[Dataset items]
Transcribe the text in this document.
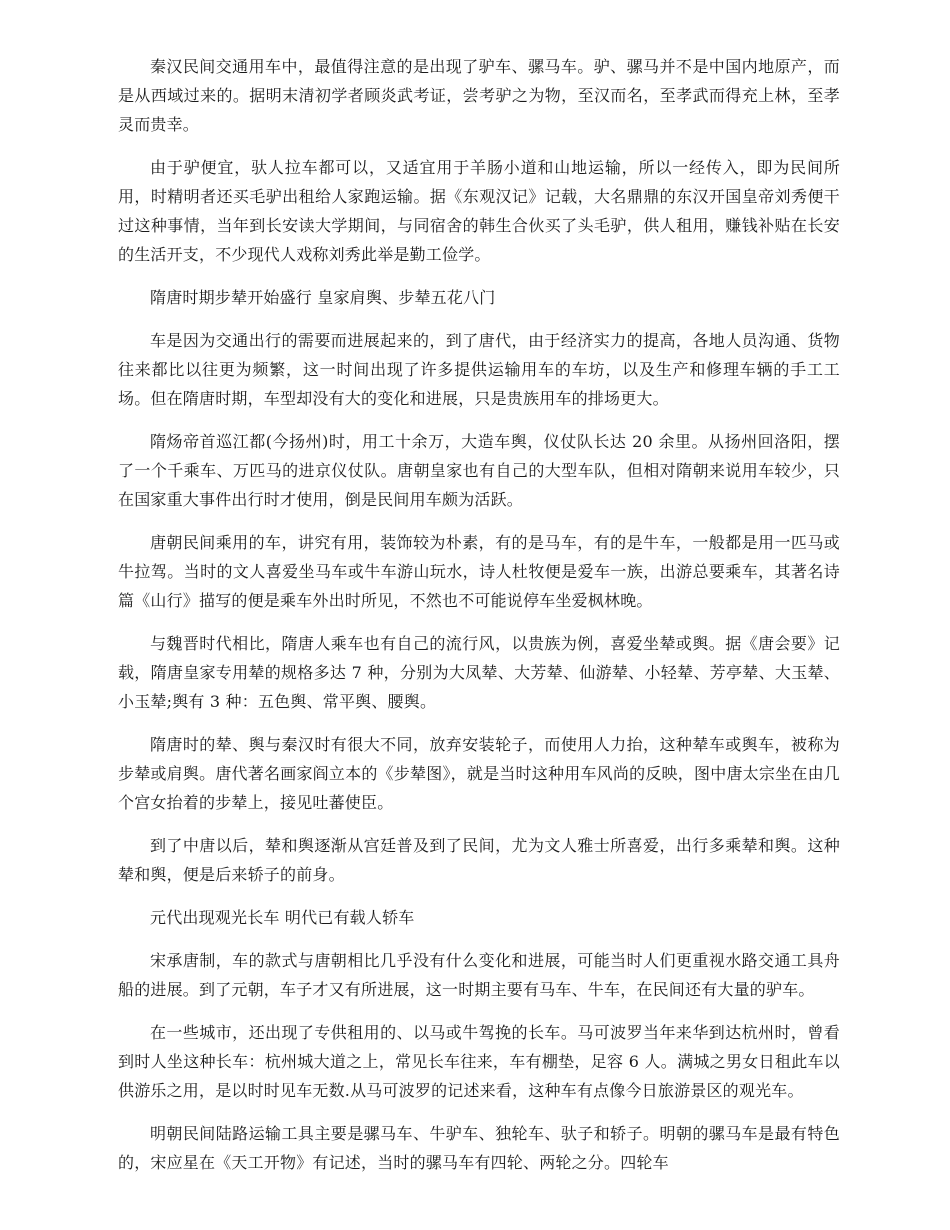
秦汉民间交通用车中，最值得注意的是出现了驴车、骡马车。驴、骡马并不是中国内地原产，而是从西域过来的。据明末清初学者顾炎武考证，尝考驴之为物，至汉而名，至孝武而得充上林，至孝灵而贵幸。

由于驴便宜，驮人拉车都可以，又适宜用于羊肠小道和山地运输，所以一经传入，即为民间所用，时精明者还买毛驴出租给人家跑运输。据《东观汉记》记载，大名鼎鼎的东汉开国皇帝刘秀便干过这种事情，当年到长安读大学期间，与同宿舍的韩生合伙买了头毛驴，供人租用，赚钱补贴在长安的生活开支，不少现代人戏称刘秀此举是勤工俭学。

隋唐时期步辇开始盛行 皇家肩舆、步辇五花八门

车是因为交通出行的需要而进展起来的，到了唐代，由于经济实力的提高，各地人员沟通、货物往来都比以往更为频繁，这一时间出现了许多提供运输用车的车坊，以及生产和修理车辆的手工工场。但在隋唐时期，车型却没有大的变化和进展，只是贵族用车的排场更大。

隋炀帝首巡江都(今扬州)时，用工十余万，大造车舆，仪仗队长达 20 余里。从扬州回洛阳，摆了一个千乘车、万匹马的进京仪仗队。唐朝皇家也有自己的大型车队，但相对隋朝来说用车较少，只在国家重大事件出行时才使用，倒是民间用车颇为活跃。

唐朝民间乘用的车，讲究有用，装饰较为朴素，有的是马车，有的是牛车，一般都是用一匹马或牛拉驾。当时的文人喜爱坐马车或牛车游山玩水，诗人杜牧便是爱车一族，出游总要乘车，其著名诗篇《山行》描写的便是乘车外出时所见，不然也不可能说停车坐爱枫林晚。

与魏晋时代相比，隋唐人乘车也有自己的流行风，以贵族为例，喜爱坐辇或舆。据《唐会要》记载，隋唐皇家专用辇的规格多达 7 种，分别为大凤辇、大芳辇、仙游辇、小轻辇、芳亭辇、大玉辇、小玉辇;舆有 3 种：五色舆、常平舆、腰舆。

隋唐时的辇、舆与秦汉时有很大不同，放弃安装轮子，而使用人力抬，这种辇车或舆车，被称为步辇或肩舆。唐代著名画家阎立本的《步辇图》，就是当时这种用车风尚的反映，图中唐太宗坐在由几个宫女抬着的步辇上，接见吐蕃使臣。

到了中唐以后，辇和舆逐渐从宫廷普及到了民间，尤为文人雅士所喜爱，出行多乘辇和舆。这种辇和舆，便是后来轿子的前身。

元代出现观光长车 明代已有载人轿车

宋承唐制，车的款式与唐朝相比几乎没有什么变化和进展，可能当时人们更重视水路交通工具舟船的进展。到了元朝，车子才又有所进展，这一时期主要有马车、牛车，在民间还有大量的驴车。

在一些城市，还出现了专供租用的、以马或牛驾挽的长车。马可波罗当年来华到达杭州时，曾看到时人坐这种长车：杭州城大道之上，常见长车往来，车有棚垫，足容 6 人。满城之男女日租此车以供游乐之用，是以时时见车无数.从马可波罗的记述来看，这种车有点像今日旅游景区的观光车。

明朝民间陆路运输工具主要是骡马车、牛驴车、独轮车、驮子和轿子。明朝的骡马车是最有特色的，宋应星在《天工开物》有记述，当时的骡马车有四轮、两轮之分。四轮车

Aim ▸
The data above should be repeated exactly, minus any pictures.

Response to the exercise ▸
Transcribe the text in this document.
秦汉民间交通用车中，最值得注意的是出现了驴车、骡马车。驴、骡马并不是中国内地原产，而是从西域过来的。据明末清初学者顾炎武考证，尝考驴之为物，至汉而名，至孝武而得充上林，至孝灵而贵幸。

由于驴便宜，驮人拉车都可以，又适宜用于羊肠小道和山地运输，所以一经传入，即为民间所用，时精明者还买毛驴出租给人家跑运输。据《东观汉记》记载，大名鼎鼎的东汉开国皇帝刘秀便干过这种事情，当年到长安读大学期间，与同宿舍的韩生合伙买了头毛驴，供人租用，赚钱补贴在长安的生活开支，不少现代人戏称刘秀此举是勤工俭学。

隋唐时期步辇开始盛行 皇家肩舆、步辇五花八门

车是因为交通出行的需要而进展起来的，到了唐代，由于经济实力的提高，各地人员沟通、货物往来都比以往更为频繁，这一时间出现了许多提供运输用车的车坊，以及生产和修理车辆的手工工场。但在隋唐时期，车型却没有大的变化和进展，只是贵族用车的排场更大。

隋炀帝首巡江都(今扬州)时，用工十余万，大造车舆，仪仗队长达 20 余里。从扬州回洛阳，摆了一个千乘车、万匹马的进京仪仗队。唐朝皇家也有自己的大型车队，但相对隋朝来说用车较少，只在国家重大事件出行时才使用，倒是民间用车颇为活跃。

唐朝民间乘用的车，讲究有用，装饰较为朴素，有的是马车，有的是牛车，一般都是用一匹马或牛拉驾。当时的文人喜爱坐马车或牛车游山玩水，诗人杜牧便是爱车一族，出游总要乘车，其著名诗篇《山行》描写的便是乘车外出时所见，不然也不可能说停车坐爱枫林晚。

与魏晋时代相比，隋唐人乘车也有自己的流行风，以贵族为例，喜爱坐辇或舆。据《唐会要》记载，隋唐皇家专用辇的规格多达 7 种，分别为大凤辇、大芳辇、仙游辇、小轻辇、芳亭辇、大玉辇、小玉辇;舆有 3 种：五色舆、常平舆、腰舆。

隋唐时的辇、舆与秦汉时有很大不同，放弃安装轮子，而使用人力抬，这种辇车或舆车，被称为步辇或肩舆。唐代著名画家阎立本的《步辇图》，就是当时这种用车风尚的反映，图中唐太宗坐在由几个宫女抬着的步辇上，接见吐蕃使臣。

到了中唐以后，辇和舆逐渐从宫廷普及到了民间，尤为文人雅士所喜爱，出行多乘辇和舆。这种辇和舆，便是后来轿子的前身。

元代出现观光长车 明代已有载人轿车

宋承唐制，车的款式与唐朝相比几乎没有什么变化和进展，可能当时人们更重视水路交通工具舟船的进展。到了元朝，车子才又有所进展，这一时期主要有马车、牛车，在民间还有大量的驴车。

在一些城市，还出现了专供租用的、以马或牛驾挽的长车。马可波罗当年来华到达杭州时，曾看到时人坐这种长车：杭州城大道之上，常见长车往来，车有棚垫，足容 6 人。满城之男女日租此车以供游乐之用，是以时时见车无数.从马可波罗的记述来看，这种车有点像今日旅游景区的观光车。

明朝民间陆路运输工具主要是骡马车、牛驴车、独轮车、驮子和轿子。明朝的骡马车是最有特色的，宋应星在《天工开物》有记述，当时的骡马车有四轮、两轮之分。四轮车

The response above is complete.